■ YOUR GOAL
Search the material below for the word "cumulative" and copy every line in which it occurs.
========================================================================
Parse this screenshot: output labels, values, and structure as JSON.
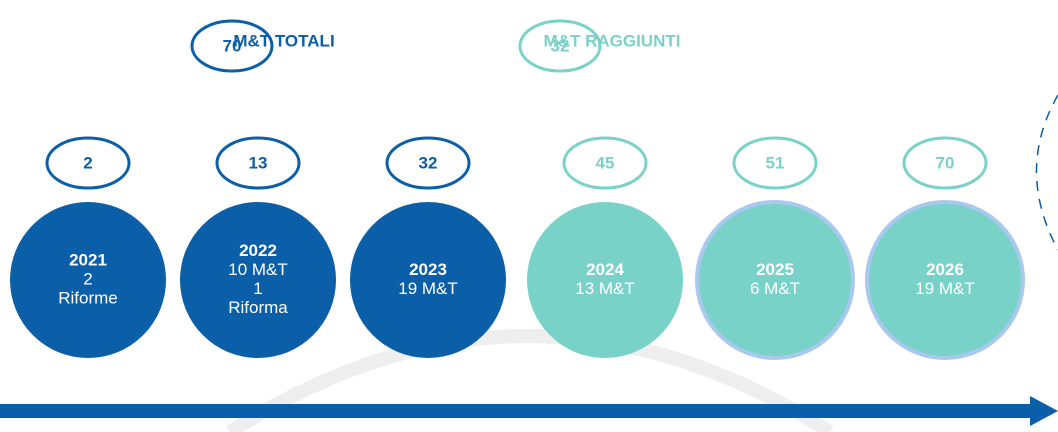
{
  "legend": [
    {
      "value": "70",
      "label": "M&T TOTALI",
      "color": "#0b5ea8"
    },
    {
      "value": "32",
      "label": "M&T RAGGIUNTI",
      "color": "#79d2c8"
    }
  ],
  "timeline": [
    {
      "cumulative": "2",
      "year": "2021",
      "lines": [
        "2",
        "Riforme"
      ],
      "color": "#0b5ea8"
    },
    {
      "cumulative": "13",
      "year": "2022",
      "lines": [
        "10 M&T",
        "1",
        "Riforma"
      ],
      "color": "#0b5ea8"
    },
    {
      "cumulative": "32",
      "year": "2023",
      "lines": [
        "19 M&T"
      ],
      "color": "#0b5ea8"
    },
    {
      "cumulative": "45",
      "year": "2024",
      "lines": [
        "13 M&T"
      ],
      "color": "#79d2c8"
    },
    {
      "cumulative": "51",
      "year": "2025",
      "lines": [
        "6 M&T"
      ],
      "color": "#79d2c8"
    },
    {
      "cumulative": "70",
      "year": "2026",
      "lines": [
        "19 M&T"
      ],
      "color": "#79d2c8"
    }
  ]
}
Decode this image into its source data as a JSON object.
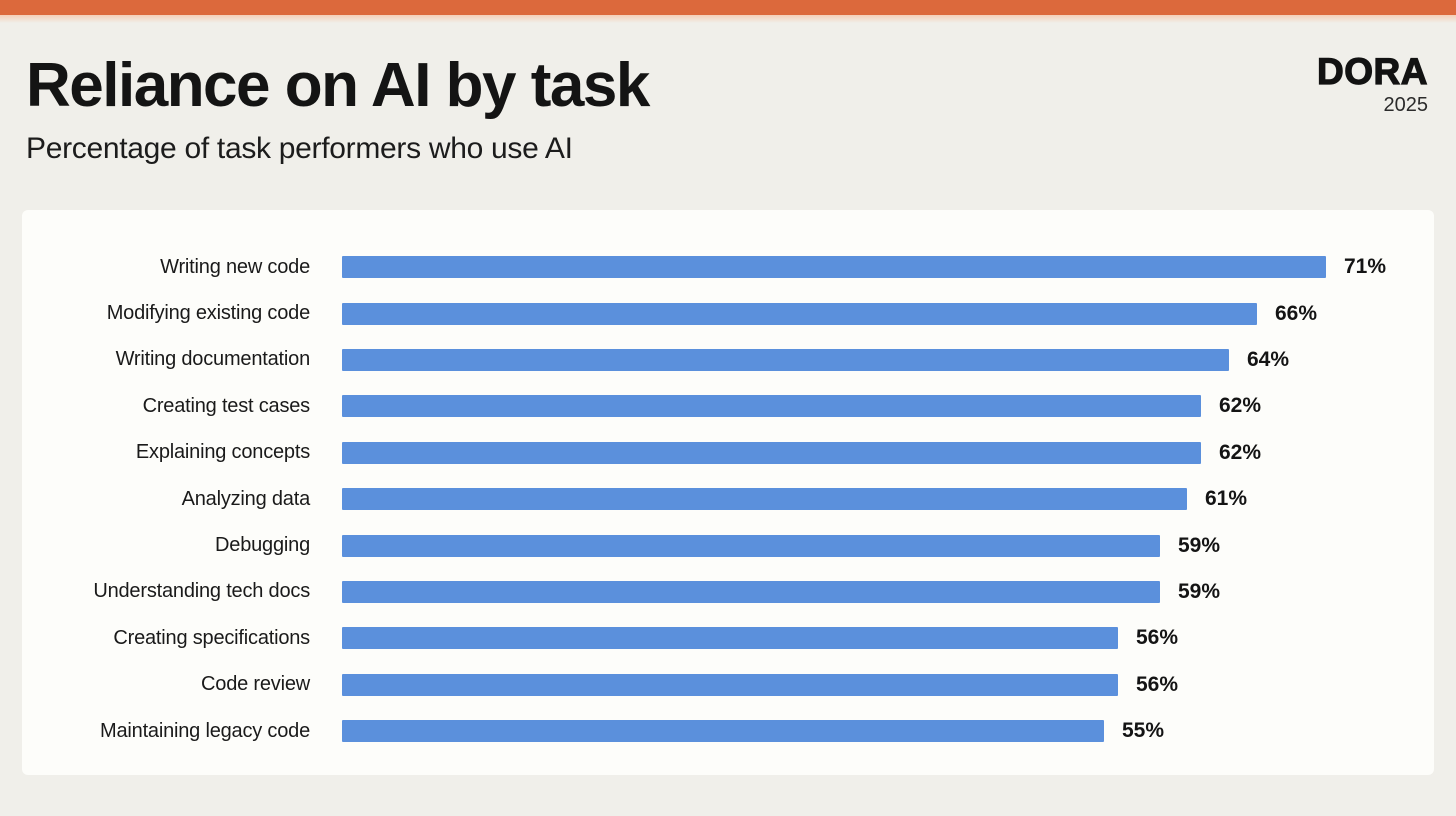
{
  "page": {
    "background_color": "#f0efea",
    "panel_color": "#fdfdfa",
    "accent_bar_color": "#dc693c"
  },
  "header": {
    "title": "Reliance on AI by task",
    "subtitle": "Percentage of task performers who use AI",
    "logo": "DORA",
    "year": "2025"
  },
  "chart_data": {
    "type": "bar",
    "orientation": "horizontal",
    "title": "Reliance on AI by task",
    "subtitle": "Percentage of task performers who use AI",
    "xlabel": "",
    "ylabel": "",
    "grid": false,
    "axis_shown": false,
    "value_labels_position": "end-of-bar",
    "value_suffix": "%",
    "bar_color": "#5b90dc",
    "xmin": 0,
    "categories": [
      "Writing new code",
      "Modifying existing code",
      "Writing documentation",
      "Creating test cases",
      "Explaining concepts",
      "Analyzing data",
      "Debugging",
      "Understanding tech docs",
      "Creating specifications",
      "Code review",
      "Maintaining legacy code"
    ],
    "values": [
      71,
      66,
      64,
      62,
      62,
      61,
      59,
      59,
      56,
      56,
      55
    ]
  }
}
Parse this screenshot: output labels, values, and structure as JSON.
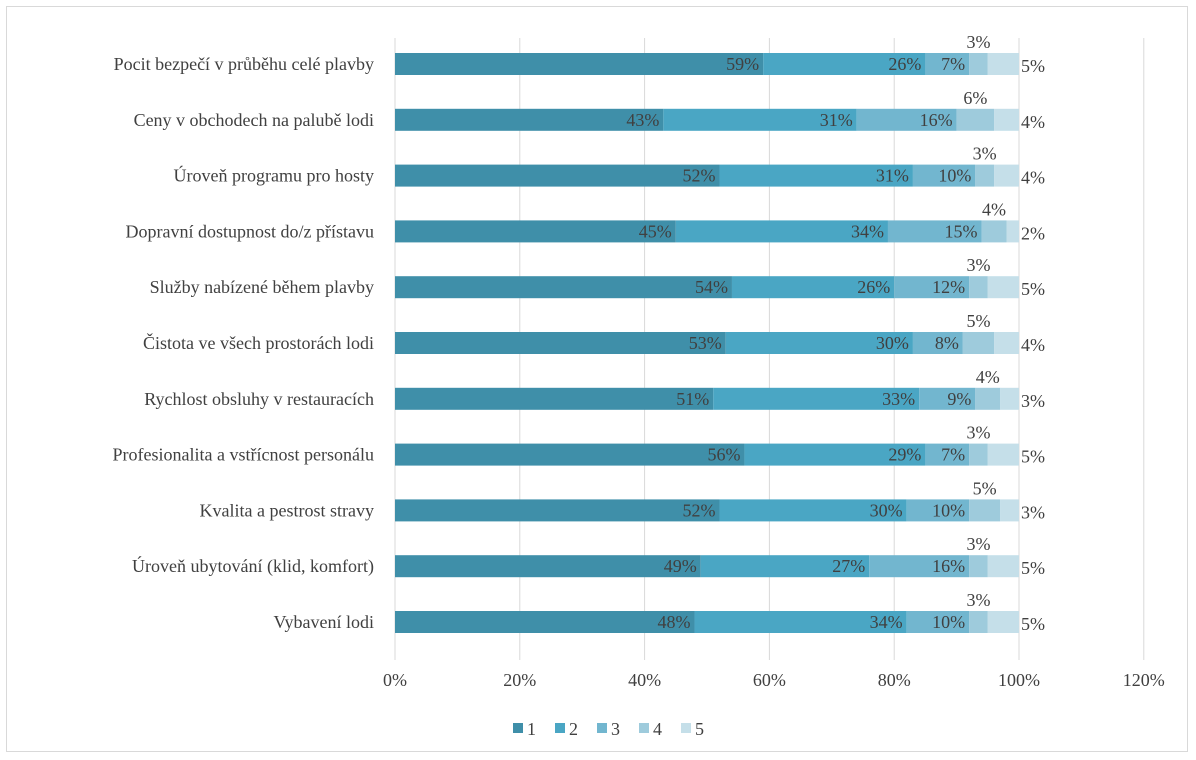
========================================================================
■ OUTPUT OF THE TASK
      "cumulative": "2",
      "cumulative": "13",
      "cumulative": "32",
      "cumulative": "45",
      "cumulative": "51",
      "cumulative": "70",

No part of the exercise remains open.